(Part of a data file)
++++++++++

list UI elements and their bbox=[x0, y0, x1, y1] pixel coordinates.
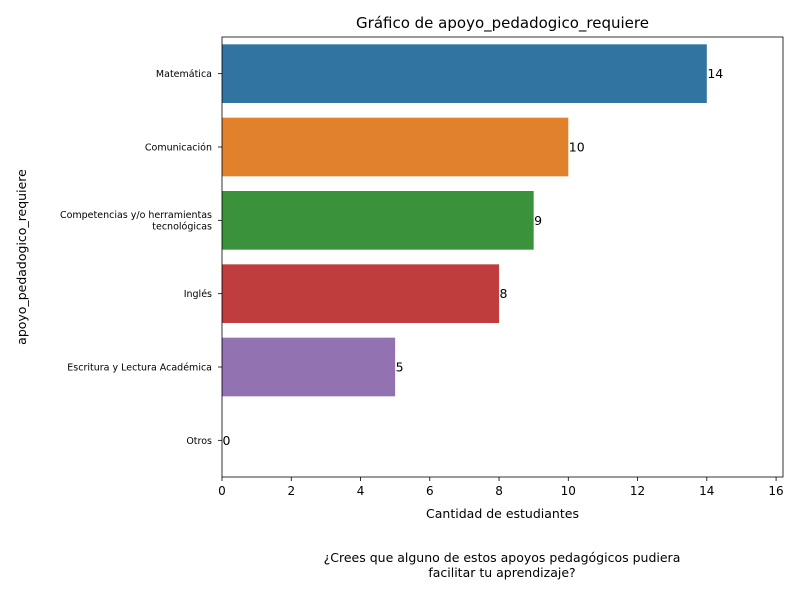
y-ticks-group: Matemática Comunicación Competencias y/o h… bbox=[60, 69, 222, 447]
x-tick-label: 12 bbox=[630, 484, 645, 498]
y-tick-label: Escritura y Lectura Académica bbox=[67, 363, 212, 374]
data-label: 9 bbox=[534, 213, 542, 228]
y-tick-label: Otros bbox=[186, 436, 212, 447]
x-tick-label: 10 bbox=[561, 484, 576, 498]
x-tick-label: 8 bbox=[495, 484, 503, 498]
x-axis-label: Cantidad de estudiantes bbox=[426, 506, 579, 521]
y-tick-label: Comunicación bbox=[145, 143, 212, 154]
data-label: 8 bbox=[500, 286, 508, 301]
bar bbox=[222, 337, 396, 397]
bar bbox=[222, 264, 500, 323]
x-tick-label: 16 bbox=[768, 484, 783, 498]
data-label: 5 bbox=[396, 360, 404, 375]
y-tick-label: Inglés bbox=[184, 289, 212, 300]
bar bbox=[222, 117, 569, 177]
data-label: 0 bbox=[223, 433, 231, 448]
data-labels-group: 14 10 9 8 5 0 bbox=[223, 66, 724, 448]
data-label: 10 bbox=[569, 140, 585, 155]
bars-group bbox=[222, 44, 707, 397]
x-tick-label: 14 bbox=[699, 484, 714, 498]
x-tick-label: 6 bbox=[426, 484, 434, 498]
x-ticks-group: 0 2 4 6 8 10 12 14 16 bbox=[218, 477, 784, 498]
y-tick-label: Competencias y/o herramientas tecnológica… bbox=[60, 210, 212, 233]
chart-caption: ¿Crees que alguno de estos apoyos pedagó… bbox=[324, 550, 681, 580]
y-tick-label: Matemática bbox=[156, 69, 212, 80]
data-label: 14 bbox=[707, 66, 723, 81]
x-tick-label: 0 bbox=[218, 484, 226, 498]
plot-frame bbox=[221, 36, 784, 478]
chart-title: Gráfico de apoyo_pedadogico_requiere bbox=[356, 14, 649, 33]
x-tick-label: 4 bbox=[357, 484, 365, 498]
x-tick-label: 2 bbox=[287, 484, 295, 498]
y-axis-label: apoyo_pedadogico_requiere bbox=[14, 169, 29, 345]
bar bbox=[222, 191, 534, 250]
bar bbox=[222, 44, 707, 103]
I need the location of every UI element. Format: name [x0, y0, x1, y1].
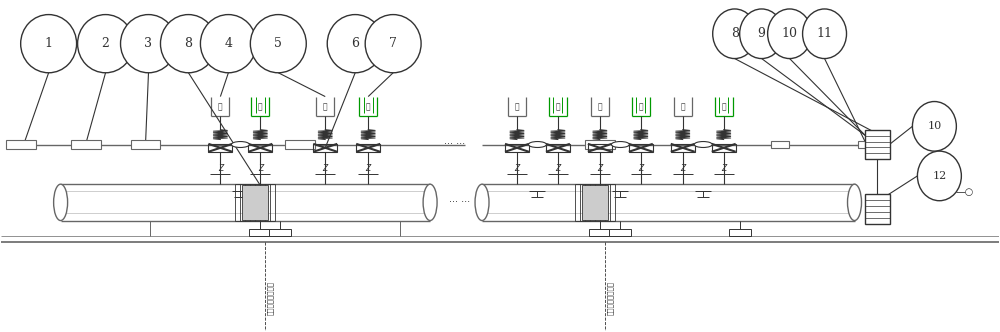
- Bar: [313, 144, 337, 152]
- Bar: [6, 139, 36, 149]
- Text: 单: 单: [680, 102, 685, 111]
- Ellipse shape: [423, 184, 437, 220]
- Ellipse shape: [365, 15, 421, 73]
- Text: 双: 双: [638, 102, 643, 111]
- Text: 10: 10: [927, 121, 942, 131]
- Text: Z: Z: [555, 164, 561, 173]
- Ellipse shape: [803, 9, 847, 58]
- Text: Z: Z: [680, 164, 685, 173]
- Bar: [588, 144, 612, 152]
- Bar: [712, 144, 736, 152]
- Text: Z: Z: [638, 164, 643, 173]
- Ellipse shape: [200, 15, 256, 73]
- Bar: [729, 229, 751, 236]
- Bar: [356, 144, 380, 152]
- Bar: [248, 144, 272, 152]
- Text: 炉墙炳化室中心线: 炉墙炳化室中心线: [607, 281, 613, 315]
- Bar: [71, 139, 101, 149]
- Ellipse shape: [713, 9, 757, 58]
- Text: 2: 2: [102, 37, 109, 50]
- Ellipse shape: [21, 15, 77, 73]
- Circle shape: [694, 141, 712, 147]
- Text: 8: 8: [731, 27, 739, 40]
- Ellipse shape: [475, 184, 489, 220]
- Bar: [771, 141, 789, 148]
- Bar: [589, 229, 611, 236]
- Text: Z: Z: [323, 164, 328, 173]
- Ellipse shape: [768, 9, 812, 58]
- Text: 12: 12: [932, 171, 947, 181]
- Text: 双: 双: [721, 102, 726, 111]
- Bar: [629, 144, 653, 152]
- Text: ... ...: ... ...: [444, 136, 466, 146]
- Text: 单: 单: [515, 102, 519, 111]
- Bar: [865, 130, 890, 159]
- Bar: [609, 229, 631, 236]
- Bar: [249, 229, 271, 236]
- Text: 双: 双: [258, 102, 263, 111]
- Text: Z: Z: [597, 164, 602, 173]
- Ellipse shape: [912, 102, 956, 151]
- Text: 4: 4: [224, 37, 232, 50]
- Text: 单: 单: [323, 102, 328, 111]
- Text: 11: 11: [817, 27, 833, 40]
- Bar: [865, 194, 890, 224]
- Bar: [242, 185, 268, 220]
- Ellipse shape: [121, 15, 176, 73]
- Text: 6: 6: [351, 37, 359, 50]
- Bar: [582, 185, 608, 220]
- Ellipse shape: [160, 15, 216, 73]
- Text: 炉墙炳化室中心线: 炉墙炳化室中心线: [267, 281, 274, 315]
- Text: 7: 7: [389, 37, 397, 50]
- Text: 5: 5: [274, 37, 282, 50]
- Bar: [546, 144, 570, 152]
- Text: Z: Z: [366, 164, 371, 173]
- Text: 双: 双: [556, 102, 560, 111]
- Bar: [585, 140, 615, 149]
- Circle shape: [231, 141, 249, 147]
- Text: 3: 3: [144, 37, 152, 50]
- Text: 单: 单: [218, 102, 223, 111]
- Bar: [671, 144, 695, 152]
- Ellipse shape: [78, 15, 134, 73]
- Text: Z: Z: [258, 164, 263, 173]
- Text: ... ...: ... ...: [449, 194, 471, 204]
- Text: 8: 8: [184, 37, 192, 50]
- Text: —○: —○: [955, 188, 973, 198]
- Text: Z: Z: [721, 164, 726, 173]
- Bar: [269, 229, 291, 236]
- Ellipse shape: [848, 184, 861, 220]
- Bar: [858, 141, 875, 148]
- Text: 双: 双: [366, 102, 370, 111]
- Text: 单: 单: [598, 102, 602, 111]
- Text: 10: 10: [782, 27, 798, 40]
- Text: Z: Z: [218, 164, 223, 173]
- Ellipse shape: [740, 9, 784, 58]
- Text: 1: 1: [45, 37, 53, 50]
- Ellipse shape: [54, 184, 68, 220]
- Text: 9: 9: [758, 27, 766, 40]
- Ellipse shape: [327, 15, 383, 73]
- Text: Z: Z: [514, 164, 520, 173]
- Bar: [505, 144, 529, 152]
- Bar: [285, 139, 315, 149]
- Ellipse shape: [250, 15, 306, 73]
- Circle shape: [611, 141, 629, 147]
- Bar: [208, 144, 232, 152]
- Ellipse shape: [917, 151, 961, 201]
- Bar: [131, 139, 160, 149]
- Circle shape: [528, 141, 546, 147]
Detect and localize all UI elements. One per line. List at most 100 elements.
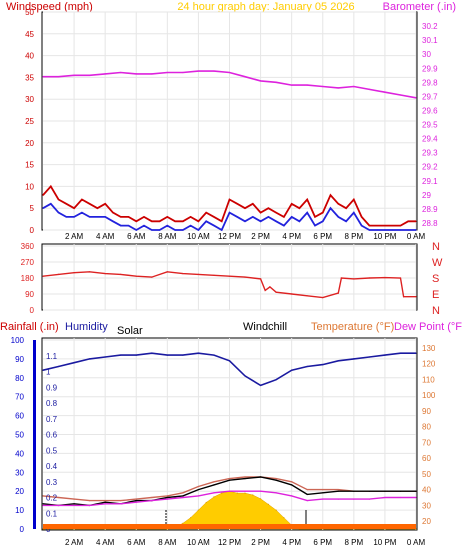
windspeed-line-point [73, 207, 75, 209]
wind_avg-line-point [213, 225, 215, 227]
wind_avg-line-point [322, 220, 324, 222]
solar-point [275, 509, 277, 511]
temperature-line-point [228, 478, 231, 480]
dew_point-line-point [353, 498, 355, 500]
humidity-line-point [306, 365, 308, 368]
wind_avg-line-point [361, 225, 363, 227]
humidity-line-point [353, 358, 355, 360]
direction-line-point [57, 273, 60, 275]
humidity-y-tick-label: 0 [20, 525, 25, 534]
windchill-line-point [275, 479, 277, 481]
direction-line-point [89, 271, 91, 273]
temperature-line-point [182, 492, 184, 494]
dew_point-line-point [89, 504, 91, 506]
windspeed-line-point [42, 194, 44, 196]
windspeed-line-point [384, 225, 386, 227]
barometer-line-point [384, 91, 386, 93]
wind_avg-line-point [392, 229, 394, 231]
wind-x-tick-label: 8 AM [158, 232, 177, 241]
wind-y-tick-label: 15 [25, 161, 34, 170]
wind-y-tick-label: 45 [25, 30, 34, 39]
dir-y-tick-label: 360 [21, 242, 35, 251]
solar-point [221, 492, 223, 494]
temperature-line-point [151, 496, 153, 499]
dew_point-line-point [151, 500, 153, 502]
humidity-line-point [42, 369, 44, 371]
rain-y-tick-label: 0.6 [46, 431, 58, 440]
wind-x-tick-label: 6 AM [127, 232, 146, 241]
barometer-line-point [89, 74, 91, 76]
humidity-y-tick-label: 60 [15, 412, 24, 421]
windspeed-line-point [190, 216, 192, 218]
rain-y-tick-label: 1.1 [46, 352, 58, 361]
dew_point-line-point [415, 496, 417, 499]
baro-y-tick-label: 29.3 [422, 149, 438, 158]
windchill-line-point [415, 490, 417, 492]
baro-y-tick-label: 29.9 [422, 64, 438, 73]
direction-line-point [291, 293, 293, 295]
windspeed-title: Windspeed (mph) [6, 1, 93, 13]
windchill-line-point [368, 490, 370, 492]
wind_avg-line-point [205, 220, 207, 222]
humidity-y-tick-label: 30 [15, 468, 24, 477]
windspeed-line-point [244, 207, 246, 209]
temperature-line-point [89, 500, 91, 502]
humidity-y-tick-label: 50 [15, 431, 24, 440]
temperature-line-point [213, 481, 215, 483]
humidity-line-point [120, 354, 122, 356]
humidity-line-point [399, 352, 402, 354]
windspeed-line-point [407, 220, 409, 222]
humidity-line-point [166, 354, 168, 356]
humidity-y-tick-label: 10 [15, 506, 24, 515]
baro-y-tick-label: 30.1 [422, 36, 438, 45]
wind_avg-line-point [306, 212, 308, 214]
temperature-line-point [322, 489, 324, 491]
wind-x-tick-label: 10 AM [187, 232, 210, 241]
windspeed-line-point [361, 216, 363, 218]
dew_point-line-point [197, 495, 199, 497]
temp-y-tick-label: 120 [422, 360, 436, 369]
temperature-line-point [244, 476, 246, 478]
temp-x-tick-label: 2 AM [65, 538, 84, 547]
humidity-line-point [57, 365, 60, 368]
dew_point-line-point [306, 500, 308, 502]
humidity-y-tick-label: 20 [15, 487, 24, 496]
windspeed-line-point [57, 198, 60, 201]
dew_point-line-point [275, 492, 277, 494]
rain-y-tick-label: 0.4 [46, 462, 58, 471]
temp-x-tick-label: 6 PM [313, 538, 332, 547]
barometer-line-point [213, 70, 215, 72]
windspeed-line-point [228, 198, 231, 201]
dew_point-line-point [57, 504, 60, 506]
humidity-line-point [260, 384, 262, 386]
rain-y-tick-label: 0.2 [46, 494, 58, 503]
windchill-line-point [104, 501, 106, 503]
barometer-line-point [73, 74, 75, 76]
wind-y-tick-label: 10 [25, 182, 34, 191]
baro-y-tick-label: 30.2 [422, 22, 438, 31]
dir-y-tick-label: 270 [21, 258, 35, 267]
dew_point-line-point [228, 490, 231, 492]
windchill-line-point [322, 492, 324, 494]
direction-line-point [260, 278, 262, 280]
temp-x-tick-label: 8 PM [344, 538, 363, 547]
windspeed-line-point [174, 220, 176, 222]
wind-y-tick-label: 20 [25, 139, 34, 148]
windspeed-line-point [298, 207, 300, 209]
windchill-line-point [213, 484, 215, 486]
rain-axis-bar [33, 340, 36, 529]
dir-compass-label: N [432, 241, 440, 253]
direction-line-point [42, 275, 44, 277]
wind_avg-line-point [221, 229, 223, 231]
wind_avg-line-point [65, 216, 67, 218]
barometer-line-point [182, 71, 184, 74]
wind_avg-line-point [151, 229, 153, 231]
windchill-title: Windchill [243, 321, 287, 333]
windchill-line-point [337, 490, 339, 492]
direction-line-point [269, 286, 271, 288]
temp-y-tick-label: 100 [422, 391, 436, 400]
temperature-line-point [42, 495, 44, 497]
humidity-line-point [368, 356, 370, 358]
wind-x-tick-label: 2 PM [251, 232, 270, 241]
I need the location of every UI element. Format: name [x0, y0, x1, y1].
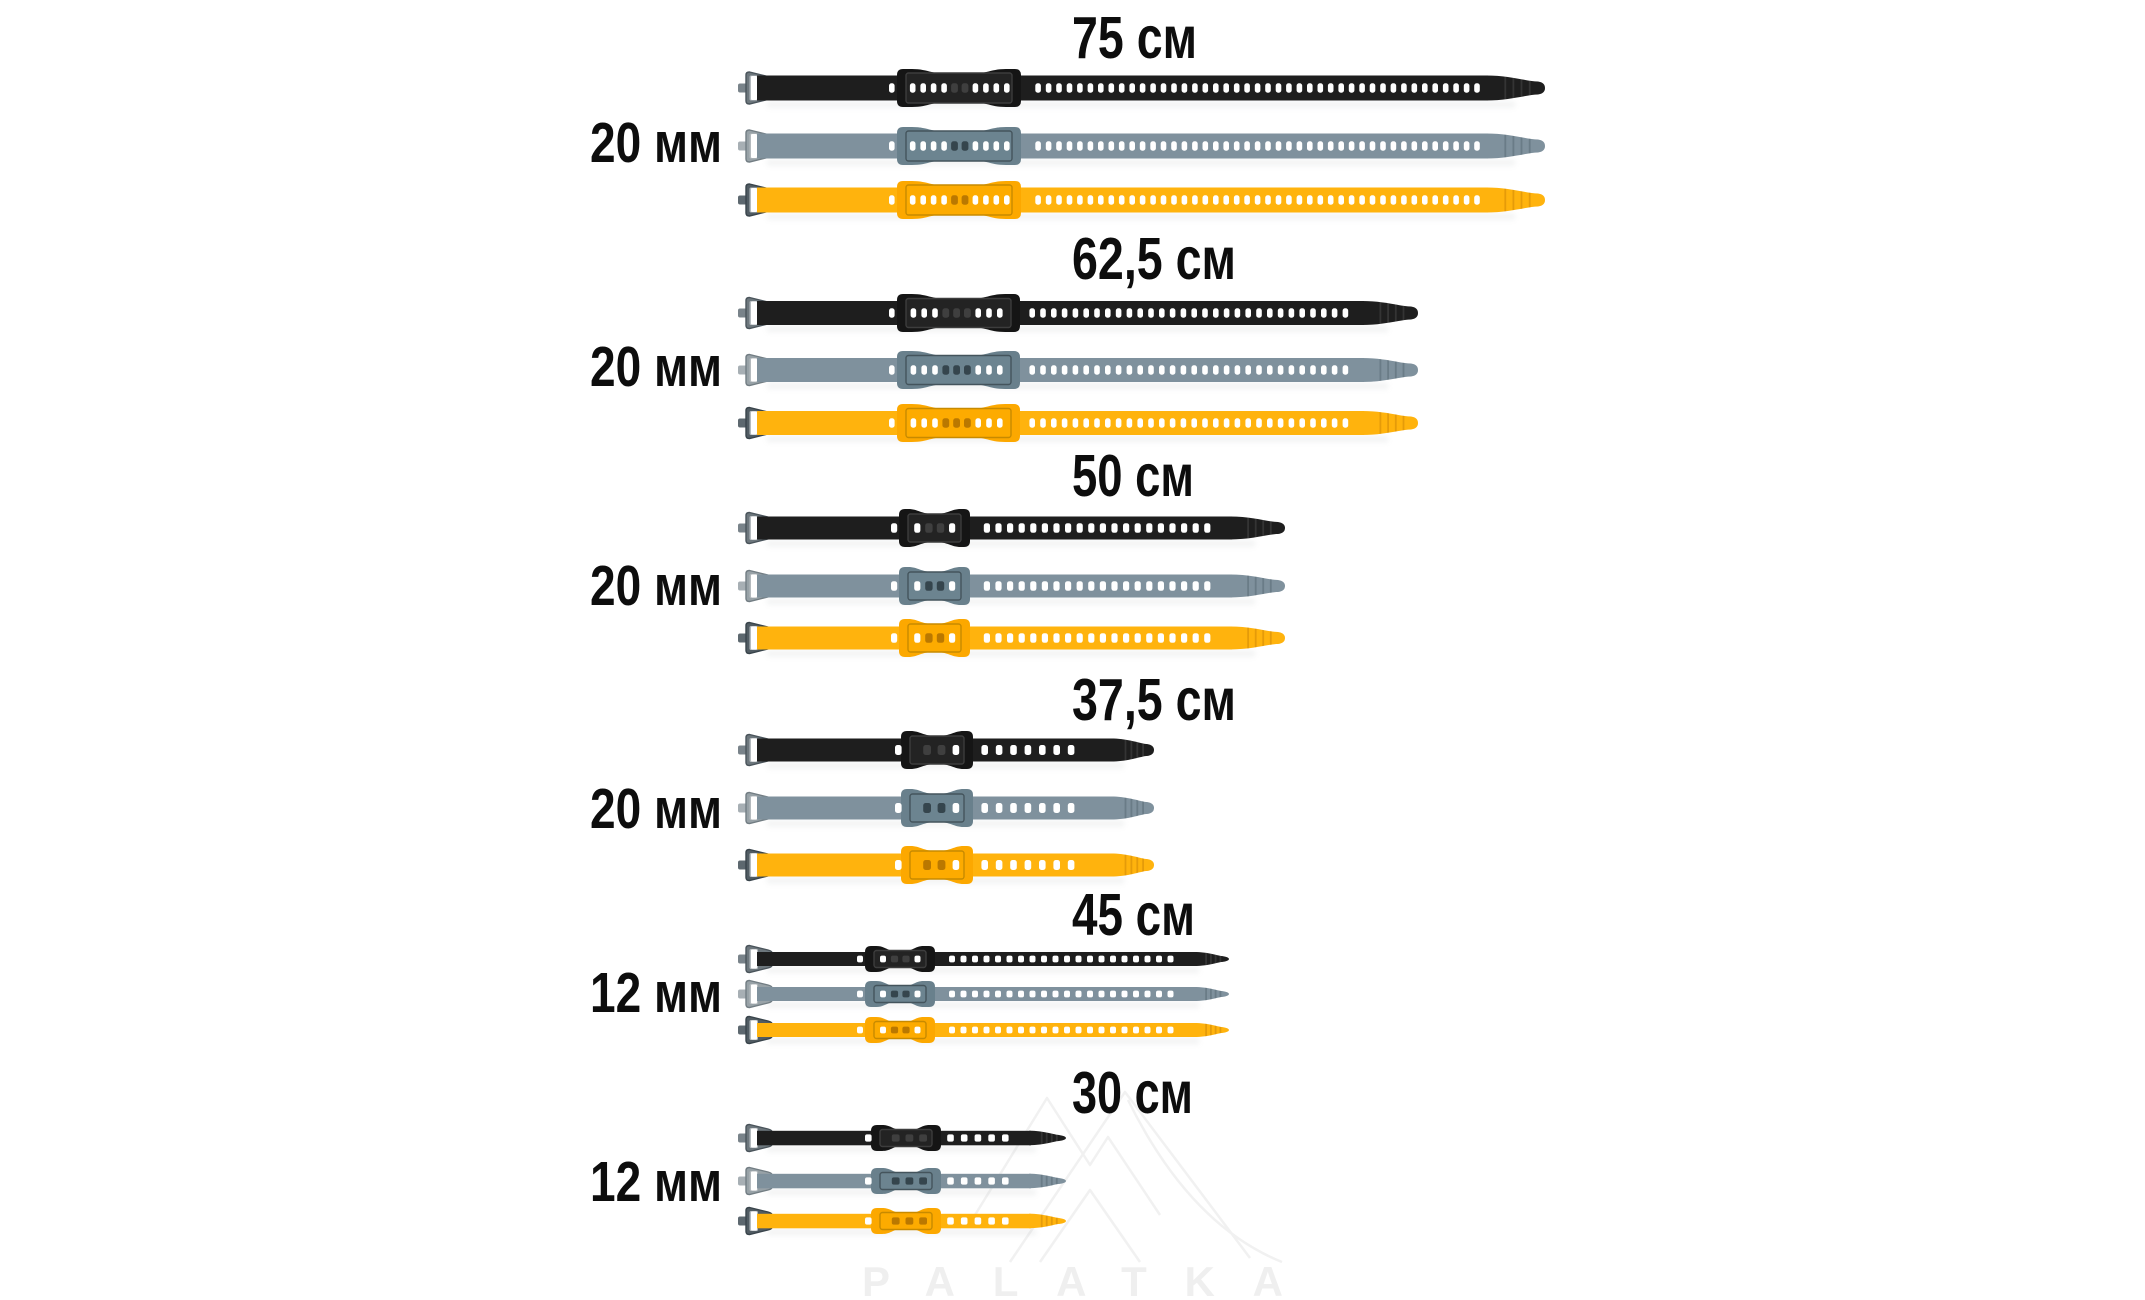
svg-text:50 см: 50 см	[1072, 443, 1194, 509]
svg-text:75 см: 75 см	[1072, 5, 1197, 71]
svg-text:45 см: 45 см	[1072, 882, 1195, 948]
svg-text:37,5 см: 37,5 см	[1072, 667, 1236, 733]
svg-text:12 мм: 12 мм	[590, 1150, 722, 1214]
svg-text:20 мм: 20 мм	[590, 335, 722, 399]
svg-text:20 мм: 20 мм	[590, 111, 722, 175]
svg-text:PALATKA: PALATKA	[862, 1258, 1317, 1300]
svg-text:20 мм: 20 мм	[590, 554, 722, 618]
svg-text:12 мм: 12 мм	[590, 961, 722, 1025]
svg-text:20 мм: 20 мм	[590, 777, 722, 841]
svg-text:62,5 см: 62,5 см	[1072, 226, 1236, 292]
svg-text:30 см: 30 см	[1072, 1060, 1193, 1126]
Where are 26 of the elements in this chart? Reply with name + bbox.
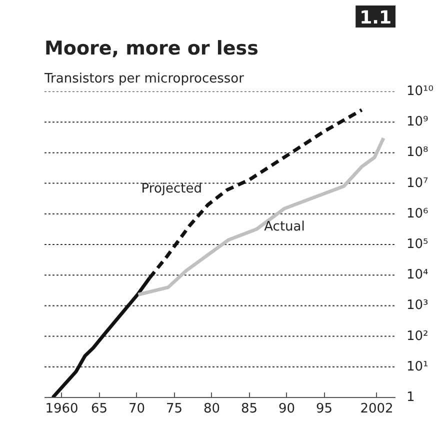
line-series — [136, 136, 386, 296]
x-tick-label: 90 — [278, 402, 296, 416]
x-tick-label: 75 — [166, 402, 183, 416]
x-tick-label: 80 — [203, 402, 220, 416]
chart-title: Moore, more or less — [44, 38, 258, 60]
y-tick-label: 1 — [406, 390, 415, 405]
x-tick-label: 95 — [316, 402, 333, 416]
y-tick-label: 10⁷ — [406, 176, 428, 191]
x-tick-label: 2002 — [360, 402, 394, 416]
text: 1.1 — [360, 8, 392, 28]
x-tick-label: 85 — [240, 402, 258, 416]
series-label: Projected — [141, 182, 202, 197]
y-tick-label: 10⁸ — [406, 145, 428, 160]
chart-subtitle: Transistors per microprocessor — [44, 72, 245, 86]
y-tick-label: 10¹⁰ — [406, 84, 434, 99]
x-tick-label: 1960 — [45, 402, 78, 416]
x-tick-label: 65 — [90, 402, 108, 416]
x-tick-label: 70 — [128, 402, 146, 416]
y-tick-label: 10⁴ — [406, 268, 428, 283]
y-tick-label: 10³ — [406, 298, 428, 314]
y-tick-label: 10⁶ — [406, 206, 428, 222]
y-tick-label: 10⁹ — [406, 114, 428, 130]
y-tick-label: 10² — [406, 328, 428, 344]
series-label: Actual — [264, 220, 305, 235]
y-tick-label: 10⁵ — [406, 237, 428, 252]
y-tick-label: 10¹ — [406, 359, 428, 374]
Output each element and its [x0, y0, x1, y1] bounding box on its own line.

++++++++++

EXERCISE BRIEF: Please output the part of the material above that opens with the line containing "windspeed-line-point [73, 207, 75, 209]" and closes with the line containing "humidity-y-tick-label: 0 [20, 525, 25, 534]", copying both of those lines and everything between them unchanged.

EXPECTED ANSWER:
windspeed-line-point [73, 207, 75, 209]
wind_avg-line-point [213, 225, 215, 227]
wind_avg-line-point [322, 220, 324, 222]
solar-point [275, 509, 277, 511]
temperature-line-point [228, 478, 231, 480]
dew_point-line-point [353, 498, 355, 500]
humidity-line-point [306, 365, 308, 368]
wind_avg-line-point [361, 225, 363, 227]
humidity-line-point [353, 358, 355, 360]
direction-line-point [57, 273, 60, 275]
humidity-y-tick-label: 0 [20, 525, 25, 534]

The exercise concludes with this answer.